** begin MATERIAL PROVIDED **

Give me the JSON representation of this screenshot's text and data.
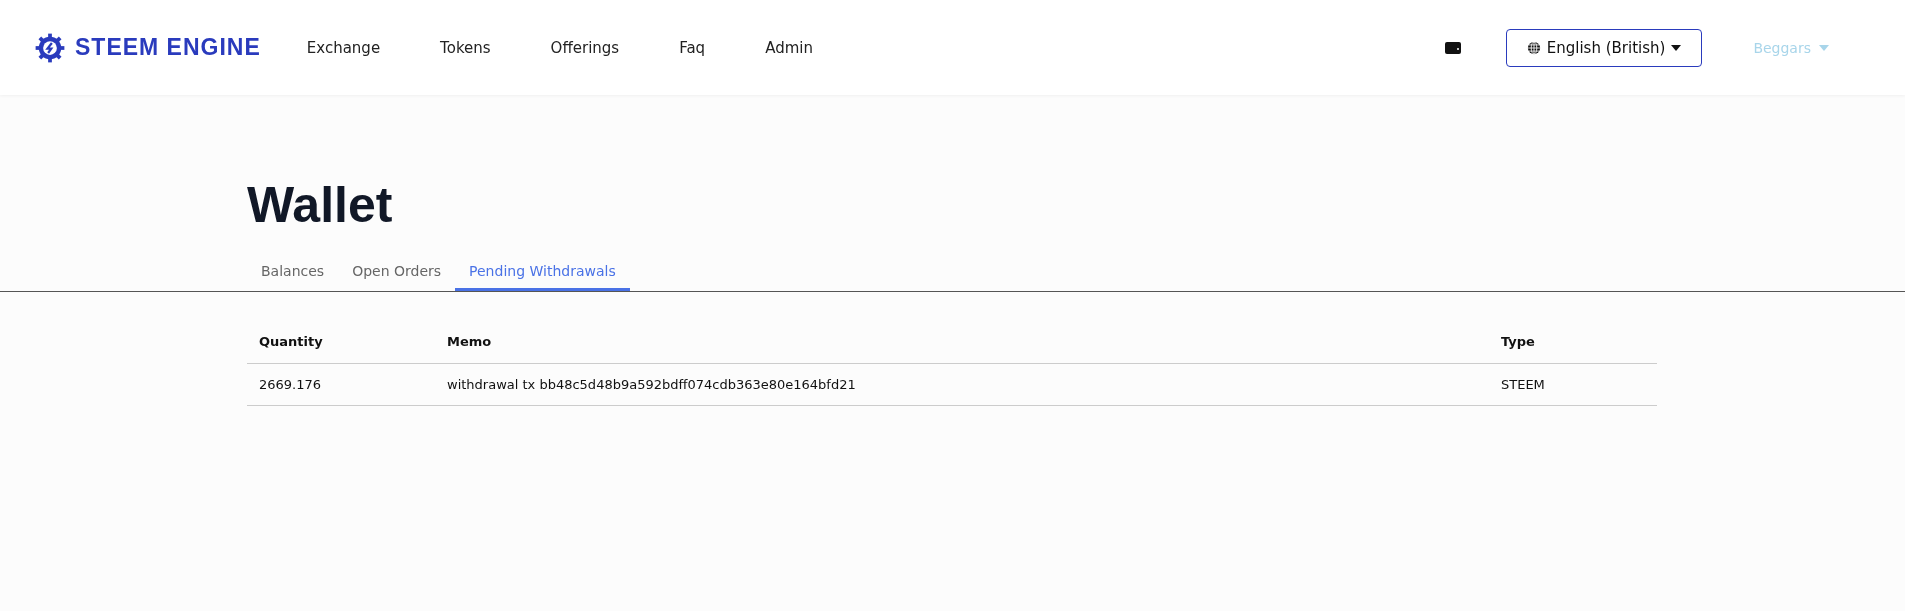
{
  "header": {
    "brand": "STEEM ENGINE",
    "nav": [
      {
        "label": "Exchange"
      },
      {
        "label": "Tokens"
      },
      {
        "label": "Offerings"
      },
      {
        "label": "Faq"
      },
      {
        "label": "Admin"
      }
    ],
    "language": "English (British)",
    "user": "Beggars"
  },
  "page": {
    "title": "Wallet"
  },
  "tabs": [
    {
      "label": "Balances",
      "selected": false
    },
    {
      "label": "Open Orders",
      "selected": false
    },
    {
      "label": "Pending Withdrawals",
      "selected": true
    }
  ],
  "table": {
    "columns": [
      "Quantity",
      "Memo",
      "Type"
    ],
    "rows": [
      [
        "2669.176",
        "withdrawal tx bb48c5d48b9a592bdff074cdb363e80e164bfd21",
        "STEEM"
      ]
    ]
  }
}
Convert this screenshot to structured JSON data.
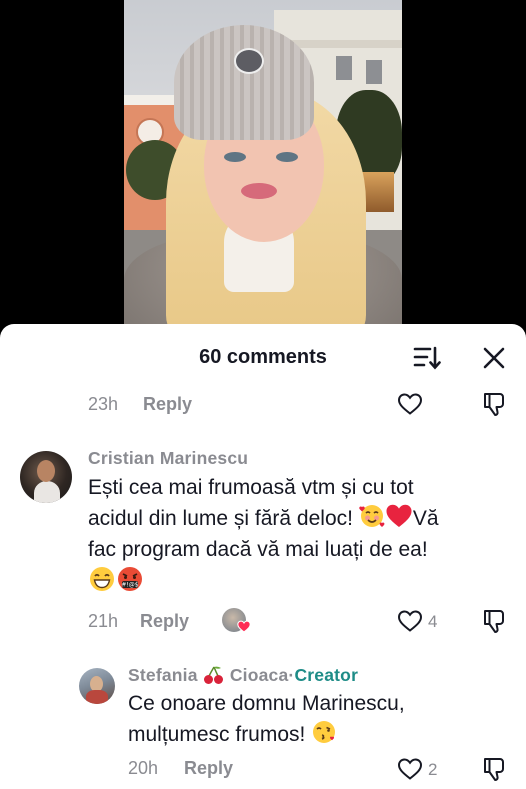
{
  "sheet": {
    "title": "60 comments"
  },
  "top_comment": {
    "time": "23h",
    "reply_label": "Reply"
  },
  "comment1": {
    "author": "Cristian Marinescu",
    "text_line1": "Ești cea mai frumoasă vtm și cu tot",
    "text_line2": "acidul din lume și fără deloc!",
    "text_line3_after_emoji": "Vă",
    "text_line3": "fac program dacă vă mai luați de ea!",
    "time": "21h",
    "reply_label": "Reply",
    "like_count": "4"
  },
  "reply1": {
    "author_first": "Stefania",
    "author_last": "Cioaca",
    "separator": "·",
    "creator_badge": "Creator",
    "text_line1": "Ce onoare domnu Marinescu,",
    "text_line2": "mulțumesc frumos!",
    "time": "20h",
    "reply_label": "Reply",
    "like_count": "2"
  },
  "icons": {
    "sort": "sort-icon",
    "close": "close-icon",
    "like": "heart-outline-icon",
    "dislike": "thumbs-down-icon"
  },
  "colors": {
    "sheet_bg": "#ffffff",
    "text_primary": "#161823",
    "text_secondary": "#8a8b91",
    "creator_accent": "#1e8c87"
  }
}
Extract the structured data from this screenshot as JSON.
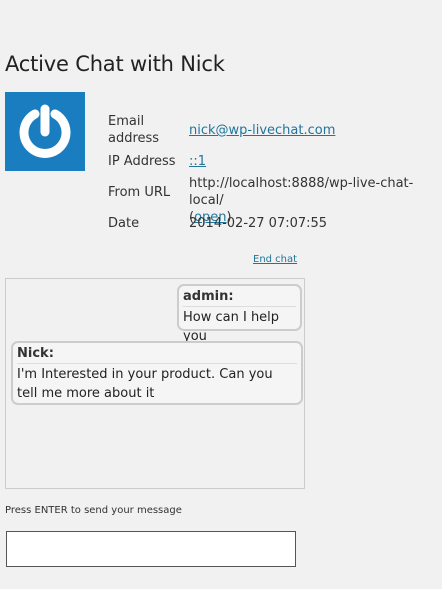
{
  "page": {
    "title": "Active Chat with Nick"
  },
  "visitor": {
    "avatar_icon": "power-icon",
    "email_label_line1": "Email",
    "email_label_line2": "address",
    "email": "nick@wp-livechat.com",
    "ip_label": "IP Address",
    "ip": "::1",
    "url_label": "From URL",
    "url": "http://localhost:8888/wp-live-chat-local/",
    "url_open_prefix": "(",
    "url_open_label": "open",
    "url_open_suffix": ")",
    "date_label": "Date",
    "date": "2014-02-27 07:07:55"
  },
  "actions": {
    "end_chat_label": "End chat"
  },
  "messages": [
    {
      "sender": "admin:",
      "text": "How can I help you"
    },
    {
      "sender": "Nick:",
      "text": "I'm Interested in your product. Can you tell me more about it"
    }
  ],
  "composer": {
    "hint": "Press ENTER to send your message",
    "value": "",
    "placeholder": ""
  },
  "colors": {
    "avatar_bg": "#1a7dc0",
    "link": "#21759b",
    "background": "#f1f1f1"
  }
}
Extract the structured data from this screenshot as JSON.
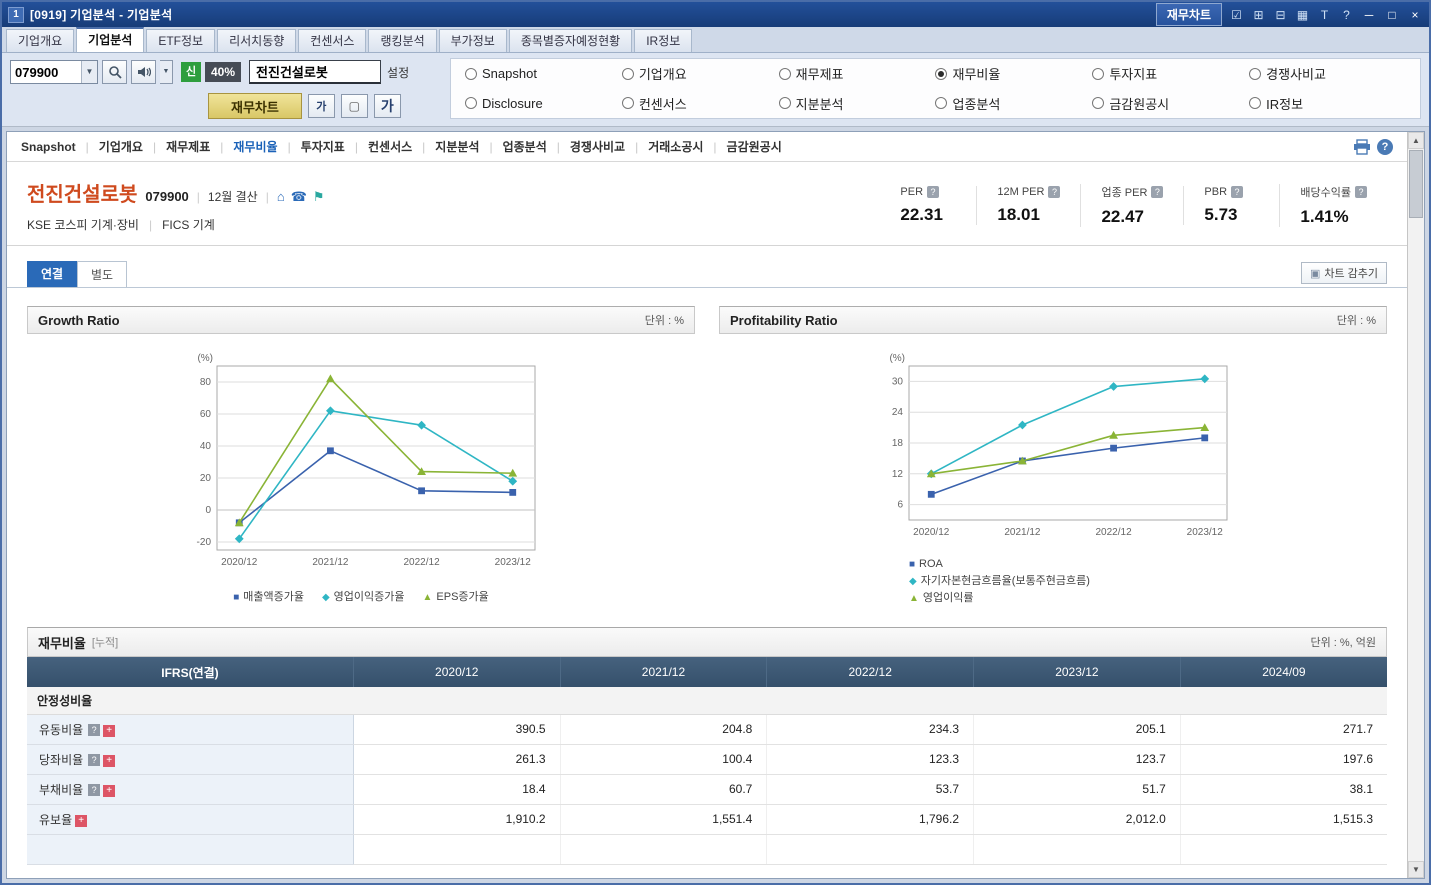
{
  "window": {
    "title": "[0919] 기업분석 - 기업분석",
    "app_icon": "1",
    "titlebar": {
      "chart_button": "재무차트"
    }
  },
  "main_tabs": {
    "items": [
      {
        "label": "기업개요"
      },
      {
        "label": "기업분석"
      },
      {
        "label": "ETF정보"
      },
      {
        "label": "리서치동향"
      },
      {
        "label": "컨센서스"
      },
      {
        "label": "랭킹분석"
      },
      {
        "label": "부가정보"
      },
      {
        "label": "종목별증자예정현황"
      },
      {
        "label": "IR정보"
      }
    ]
  },
  "toolbar": {
    "stock_code": "079900",
    "new_badge": "신",
    "credit_ratio": "40%",
    "stock_name": "전진건설로봇",
    "settings_label": "설정",
    "chart_button": "재무차트",
    "font_small": "가",
    "font_large": "가",
    "radios": {
      "row1": [
        {
          "label": "Snapshot"
        },
        {
          "label": "기업개요"
        },
        {
          "label": "재무제표"
        },
        {
          "label": "재무비율"
        },
        {
          "label": "투자지표"
        },
        {
          "label": "경쟁사비교"
        }
      ],
      "row2": [
        {
          "label": "Disclosure"
        },
        {
          "label": "컨센서스"
        },
        {
          "label": "지분분석"
        },
        {
          "label": "업종분석"
        },
        {
          "label": "금감원공시"
        },
        {
          "label": "IR정보"
        }
      ],
      "selected": "재무비율"
    }
  },
  "subnav": {
    "items": [
      {
        "label": "Snapshot"
      },
      {
        "label": "기업개요"
      },
      {
        "label": "재무제표"
      },
      {
        "label": "재무비율"
      },
      {
        "label": "투자지표"
      },
      {
        "label": "컨센서스"
      },
      {
        "label": "지분분석"
      },
      {
        "label": "업종분석"
      },
      {
        "label": "경쟁사비교"
      },
      {
        "label": "거래소공시"
      },
      {
        "label": "금감원공시"
      }
    ],
    "active": "재무비율"
  },
  "company": {
    "name": "전진건설로봇",
    "code": "079900",
    "settlement": "12월 결산",
    "market": "KSE 코스피 기계·장비",
    "classification": "FICS 기계",
    "metrics": [
      {
        "label": "PER",
        "value": "22.31"
      },
      {
        "label": "12M PER",
        "value": "18.01"
      },
      {
        "label": "업종 PER",
        "value": "22.47"
      },
      {
        "label": "PBR",
        "value": "5.73"
      },
      {
        "label": "배당수익률",
        "value": "1.41%"
      }
    ]
  },
  "view_tabs": {
    "consolidated": "연결",
    "separate": "별도",
    "hide_chart_button": "차트 감추기"
  },
  "chart_data": [
    {
      "type": "line",
      "title": "Growth Ratio",
      "unit_label": "단위 : %",
      "y_axis_label": "(%)",
      "categories": [
        "2020/12",
        "2021/12",
        "2022/12",
        "2023/12"
      ],
      "ylim": [
        -25,
        90
      ],
      "yticks": [
        -20,
        0,
        20,
        40,
        60,
        80
      ],
      "grid": true,
      "legend_position": "bottom-horizontal",
      "series": [
        {
          "name": "매출액증가율",
          "color": "#3a62ad",
          "marker": "square",
          "values": [
            -8,
            37,
            12,
            11
          ]
        },
        {
          "name": "영업이익증가율",
          "color": "#2fb6c4",
          "marker": "diamond",
          "values": [
            -18,
            62,
            53,
            18
          ]
        },
        {
          "name": "EPS증가율",
          "color": "#8ab436",
          "marker": "triangle",
          "values": [
            -8,
            82,
            24,
            23
          ]
        }
      ]
    },
    {
      "type": "line",
      "title": "Profitability Ratio",
      "unit_label": "단위 : %",
      "y_axis_label": "(%)",
      "categories": [
        "2020/12",
        "2021/12",
        "2022/12",
        "2023/12"
      ],
      "ylim": [
        3,
        33
      ],
      "yticks": [
        6,
        12,
        18,
        24,
        30
      ],
      "grid": true,
      "legend_position": "bottom-vertical",
      "series": [
        {
          "name": "ROA",
          "color": "#3a62ad",
          "marker": "square",
          "values": [
            8,
            14.5,
            17,
            19
          ]
        },
        {
          "name": "자기자본현금흐름율(보통주현금흐름)",
          "color": "#2fb6c4",
          "marker": "diamond",
          "values": [
            12,
            21.5,
            29,
            30.5
          ]
        },
        {
          "name": "영업이익률",
          "color": "#8ab436",
          "marker": "triangle",
          "values": [
            12,
            14.5,
            19.5,
            21
          ]
        }
      ]
    }
  ],
  "financial_table": {
    "title": "재무비율",
    "badge": "[누적]",
    "unit": "단위 : %, 억원",
    "columns": [
      "IFRS(연결)",
      "2020/12",
      "2021/12",
      "2022/12",
      "2023/12",
      "2024/09"
    ],
    "section": "안정성비율",
    "rows": [
      {
        "label": "유동비율",
        "has_help": true,
        "values": [
          "390.5",
          "204.8",
          "234.3",
          "205.1",
          "271.7"
        ]
      },
      {
        "label": "당좌비율",
        "has_help": true,
        "values": [
          "261.3",
          "100.4",
          "123.3",
          "123.7",
          "197.6"
        ]
      },
      {
        "label": "부채비율",
        "has_help": true,
        "values": [
          "18.4",
          "60.7",
          "53.7",
          "51.7",
          "38.1"
        ]
      },
      {
        "label": "유보율",
        "has_help": false,
        "values": [
          "1,910.2",
          "1,551.4",
          "1,796.2",
          "2,012.0",
          "1,515.3"
        ]
      }
    ]
  },
  "colors": {
    "titlebar": "#17407c",
    "accent_blue": "#2a6ab8",
    "company_name": "#cf4a1e",
    "table_header_bg": "#3a5772",
    "series_blue": "#3a62ad",
    "series_teal": "#2fb6c4",
    "series_green": "#8ab436"
  }
}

** end MATERIAL PROVIDED **

Looking at the records above, work out how many lines include the string "재무비율". Give the number and nothing else.

5